*WHAT IS NEEDED:*
Scan the material for the word "Webuild", and copy each line where it shows up.
# Start of SOURCE MATERIAL
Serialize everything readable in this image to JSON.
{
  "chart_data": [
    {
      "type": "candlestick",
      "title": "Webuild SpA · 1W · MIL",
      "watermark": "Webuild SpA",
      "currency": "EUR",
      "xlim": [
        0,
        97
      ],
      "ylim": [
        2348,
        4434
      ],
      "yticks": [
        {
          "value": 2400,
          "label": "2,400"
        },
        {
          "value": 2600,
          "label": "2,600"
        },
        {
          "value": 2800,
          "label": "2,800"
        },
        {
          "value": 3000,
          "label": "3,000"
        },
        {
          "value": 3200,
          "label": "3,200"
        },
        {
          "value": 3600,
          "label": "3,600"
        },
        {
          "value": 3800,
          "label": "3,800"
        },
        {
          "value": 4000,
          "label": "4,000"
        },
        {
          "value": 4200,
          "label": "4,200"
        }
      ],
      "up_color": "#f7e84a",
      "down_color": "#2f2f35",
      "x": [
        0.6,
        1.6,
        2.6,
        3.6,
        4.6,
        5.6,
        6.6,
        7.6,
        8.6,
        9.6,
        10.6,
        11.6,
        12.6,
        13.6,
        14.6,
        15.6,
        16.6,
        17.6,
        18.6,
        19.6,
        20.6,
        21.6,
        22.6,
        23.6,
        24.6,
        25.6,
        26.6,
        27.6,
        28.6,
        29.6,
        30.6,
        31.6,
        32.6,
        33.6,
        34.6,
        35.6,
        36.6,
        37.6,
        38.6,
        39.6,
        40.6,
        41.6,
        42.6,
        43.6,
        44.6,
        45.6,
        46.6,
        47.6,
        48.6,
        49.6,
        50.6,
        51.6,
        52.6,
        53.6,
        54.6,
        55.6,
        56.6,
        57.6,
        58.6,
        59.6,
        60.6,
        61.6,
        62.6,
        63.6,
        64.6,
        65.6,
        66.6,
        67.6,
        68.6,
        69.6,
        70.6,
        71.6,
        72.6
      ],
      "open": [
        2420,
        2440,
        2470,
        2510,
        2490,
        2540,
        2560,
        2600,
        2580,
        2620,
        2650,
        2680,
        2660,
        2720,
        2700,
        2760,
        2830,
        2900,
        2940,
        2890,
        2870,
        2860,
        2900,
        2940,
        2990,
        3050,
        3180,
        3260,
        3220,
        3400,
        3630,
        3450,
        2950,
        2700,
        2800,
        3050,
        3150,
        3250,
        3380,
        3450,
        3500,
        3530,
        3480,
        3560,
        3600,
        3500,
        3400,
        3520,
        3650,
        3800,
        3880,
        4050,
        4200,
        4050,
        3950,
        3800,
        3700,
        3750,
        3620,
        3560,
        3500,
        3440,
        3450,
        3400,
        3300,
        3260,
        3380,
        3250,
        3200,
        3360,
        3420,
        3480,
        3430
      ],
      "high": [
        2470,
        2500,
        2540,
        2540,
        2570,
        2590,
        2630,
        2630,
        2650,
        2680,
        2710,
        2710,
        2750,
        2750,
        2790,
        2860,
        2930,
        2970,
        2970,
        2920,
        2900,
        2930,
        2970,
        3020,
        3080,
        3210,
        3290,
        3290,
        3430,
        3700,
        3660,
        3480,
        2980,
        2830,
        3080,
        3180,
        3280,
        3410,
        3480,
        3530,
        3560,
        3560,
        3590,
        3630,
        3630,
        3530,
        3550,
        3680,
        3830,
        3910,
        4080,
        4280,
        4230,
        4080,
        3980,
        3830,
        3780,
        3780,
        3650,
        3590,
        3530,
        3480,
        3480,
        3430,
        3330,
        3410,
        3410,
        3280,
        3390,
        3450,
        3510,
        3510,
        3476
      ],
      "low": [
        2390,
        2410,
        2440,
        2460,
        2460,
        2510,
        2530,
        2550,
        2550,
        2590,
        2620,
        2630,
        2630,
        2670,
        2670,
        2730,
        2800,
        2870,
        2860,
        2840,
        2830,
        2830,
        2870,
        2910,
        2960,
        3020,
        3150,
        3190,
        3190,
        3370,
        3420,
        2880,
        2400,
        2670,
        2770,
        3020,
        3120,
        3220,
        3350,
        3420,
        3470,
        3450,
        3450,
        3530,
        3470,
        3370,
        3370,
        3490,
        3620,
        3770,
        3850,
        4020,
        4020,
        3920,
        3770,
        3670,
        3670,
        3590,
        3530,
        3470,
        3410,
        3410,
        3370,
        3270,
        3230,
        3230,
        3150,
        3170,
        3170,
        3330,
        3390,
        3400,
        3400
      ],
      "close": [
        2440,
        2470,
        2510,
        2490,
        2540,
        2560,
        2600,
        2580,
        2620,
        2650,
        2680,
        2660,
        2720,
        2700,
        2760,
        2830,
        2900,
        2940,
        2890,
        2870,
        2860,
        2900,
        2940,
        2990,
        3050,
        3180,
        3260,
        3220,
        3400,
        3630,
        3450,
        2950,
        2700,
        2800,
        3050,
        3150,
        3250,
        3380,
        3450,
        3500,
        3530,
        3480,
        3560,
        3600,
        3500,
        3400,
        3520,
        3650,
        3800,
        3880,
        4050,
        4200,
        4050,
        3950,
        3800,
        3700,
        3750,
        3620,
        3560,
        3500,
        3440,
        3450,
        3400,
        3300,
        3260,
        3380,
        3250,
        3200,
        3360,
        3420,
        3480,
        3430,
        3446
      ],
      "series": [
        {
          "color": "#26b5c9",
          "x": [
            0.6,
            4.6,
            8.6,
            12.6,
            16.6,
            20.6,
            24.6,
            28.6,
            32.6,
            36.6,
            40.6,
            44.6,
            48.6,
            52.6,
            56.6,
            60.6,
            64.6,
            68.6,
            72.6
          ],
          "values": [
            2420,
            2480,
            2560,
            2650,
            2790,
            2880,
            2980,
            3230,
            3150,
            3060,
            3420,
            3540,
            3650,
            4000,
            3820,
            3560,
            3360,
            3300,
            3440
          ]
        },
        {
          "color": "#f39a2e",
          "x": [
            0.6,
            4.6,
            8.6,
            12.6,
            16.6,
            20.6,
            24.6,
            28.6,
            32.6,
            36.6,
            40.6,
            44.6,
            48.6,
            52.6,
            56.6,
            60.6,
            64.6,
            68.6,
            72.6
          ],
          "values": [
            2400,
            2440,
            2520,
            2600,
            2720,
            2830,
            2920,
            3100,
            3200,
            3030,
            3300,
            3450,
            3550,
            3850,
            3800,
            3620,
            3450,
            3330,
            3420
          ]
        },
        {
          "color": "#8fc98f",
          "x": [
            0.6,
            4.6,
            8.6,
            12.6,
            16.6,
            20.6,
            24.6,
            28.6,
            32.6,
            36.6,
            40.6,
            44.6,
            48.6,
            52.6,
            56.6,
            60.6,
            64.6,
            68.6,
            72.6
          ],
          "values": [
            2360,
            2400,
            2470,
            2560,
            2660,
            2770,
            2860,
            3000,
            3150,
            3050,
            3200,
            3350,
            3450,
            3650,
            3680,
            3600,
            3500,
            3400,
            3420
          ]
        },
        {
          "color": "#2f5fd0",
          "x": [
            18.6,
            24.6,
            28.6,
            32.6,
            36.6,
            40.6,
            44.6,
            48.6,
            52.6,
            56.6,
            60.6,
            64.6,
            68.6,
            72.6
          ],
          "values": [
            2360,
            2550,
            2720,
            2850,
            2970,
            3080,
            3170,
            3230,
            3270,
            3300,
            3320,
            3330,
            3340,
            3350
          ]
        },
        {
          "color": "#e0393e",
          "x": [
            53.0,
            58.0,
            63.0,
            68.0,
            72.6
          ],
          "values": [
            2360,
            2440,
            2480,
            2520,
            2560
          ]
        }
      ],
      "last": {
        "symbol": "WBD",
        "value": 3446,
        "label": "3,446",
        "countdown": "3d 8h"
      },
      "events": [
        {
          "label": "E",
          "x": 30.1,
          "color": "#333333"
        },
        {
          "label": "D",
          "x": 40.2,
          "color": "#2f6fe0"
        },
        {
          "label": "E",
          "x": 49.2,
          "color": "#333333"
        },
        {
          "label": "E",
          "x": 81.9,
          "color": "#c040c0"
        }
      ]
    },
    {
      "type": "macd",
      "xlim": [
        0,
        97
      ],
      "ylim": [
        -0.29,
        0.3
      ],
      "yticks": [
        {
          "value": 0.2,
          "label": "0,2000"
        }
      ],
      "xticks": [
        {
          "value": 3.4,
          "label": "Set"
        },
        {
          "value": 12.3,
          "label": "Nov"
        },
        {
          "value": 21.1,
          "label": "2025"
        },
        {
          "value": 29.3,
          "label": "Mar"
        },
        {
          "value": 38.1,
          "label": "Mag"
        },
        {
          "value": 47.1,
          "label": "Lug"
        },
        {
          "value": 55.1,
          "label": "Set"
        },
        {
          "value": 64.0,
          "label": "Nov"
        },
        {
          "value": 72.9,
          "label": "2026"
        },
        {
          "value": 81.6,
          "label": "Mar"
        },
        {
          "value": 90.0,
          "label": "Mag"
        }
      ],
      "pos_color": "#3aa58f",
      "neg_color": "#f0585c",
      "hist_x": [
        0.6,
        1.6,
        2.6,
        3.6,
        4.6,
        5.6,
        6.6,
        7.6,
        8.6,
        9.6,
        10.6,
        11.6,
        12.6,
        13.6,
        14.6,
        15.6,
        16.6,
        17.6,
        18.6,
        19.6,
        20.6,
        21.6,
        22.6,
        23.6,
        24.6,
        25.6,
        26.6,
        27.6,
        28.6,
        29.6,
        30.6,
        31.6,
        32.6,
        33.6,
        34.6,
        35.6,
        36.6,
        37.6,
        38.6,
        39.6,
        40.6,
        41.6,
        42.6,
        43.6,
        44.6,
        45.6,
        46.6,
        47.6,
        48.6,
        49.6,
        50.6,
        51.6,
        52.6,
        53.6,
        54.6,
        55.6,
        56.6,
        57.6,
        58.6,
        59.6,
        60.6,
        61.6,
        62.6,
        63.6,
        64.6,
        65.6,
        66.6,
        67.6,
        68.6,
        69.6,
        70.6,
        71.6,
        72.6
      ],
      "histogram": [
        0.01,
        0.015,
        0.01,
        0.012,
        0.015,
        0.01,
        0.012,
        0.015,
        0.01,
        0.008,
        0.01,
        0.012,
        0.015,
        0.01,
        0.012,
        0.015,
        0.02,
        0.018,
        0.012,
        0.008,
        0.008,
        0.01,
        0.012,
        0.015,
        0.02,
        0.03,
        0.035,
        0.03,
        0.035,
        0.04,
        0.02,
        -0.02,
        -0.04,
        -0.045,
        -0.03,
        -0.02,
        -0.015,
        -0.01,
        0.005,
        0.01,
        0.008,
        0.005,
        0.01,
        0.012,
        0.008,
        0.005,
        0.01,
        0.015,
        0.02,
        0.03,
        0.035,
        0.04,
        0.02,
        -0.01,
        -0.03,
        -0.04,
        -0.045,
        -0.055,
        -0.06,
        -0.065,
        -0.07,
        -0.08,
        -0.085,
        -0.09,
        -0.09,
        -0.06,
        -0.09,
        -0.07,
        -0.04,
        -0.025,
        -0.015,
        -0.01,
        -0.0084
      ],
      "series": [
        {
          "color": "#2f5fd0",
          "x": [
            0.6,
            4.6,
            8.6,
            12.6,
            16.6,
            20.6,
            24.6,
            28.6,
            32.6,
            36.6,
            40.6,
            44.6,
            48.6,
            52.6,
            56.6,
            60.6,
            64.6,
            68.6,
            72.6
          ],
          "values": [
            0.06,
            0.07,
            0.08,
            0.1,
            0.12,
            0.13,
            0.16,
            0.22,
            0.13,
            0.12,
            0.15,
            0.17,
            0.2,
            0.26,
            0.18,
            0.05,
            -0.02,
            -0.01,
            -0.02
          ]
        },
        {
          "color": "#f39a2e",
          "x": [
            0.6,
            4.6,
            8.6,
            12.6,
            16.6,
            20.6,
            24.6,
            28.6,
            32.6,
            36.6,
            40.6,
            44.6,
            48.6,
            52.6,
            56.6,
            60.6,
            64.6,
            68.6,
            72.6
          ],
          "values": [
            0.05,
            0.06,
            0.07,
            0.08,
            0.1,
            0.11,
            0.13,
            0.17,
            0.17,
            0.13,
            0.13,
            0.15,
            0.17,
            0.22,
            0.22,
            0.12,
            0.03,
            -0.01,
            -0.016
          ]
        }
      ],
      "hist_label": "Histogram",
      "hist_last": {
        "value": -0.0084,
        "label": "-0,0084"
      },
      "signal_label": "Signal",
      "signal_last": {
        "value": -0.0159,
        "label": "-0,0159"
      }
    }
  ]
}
# End of SOURCE MATERIAL
*RESULT FOR THIS TASK:*
      "title": "Webuild SpA · 1W · MIL",
      "watermark": "Webuild SpA",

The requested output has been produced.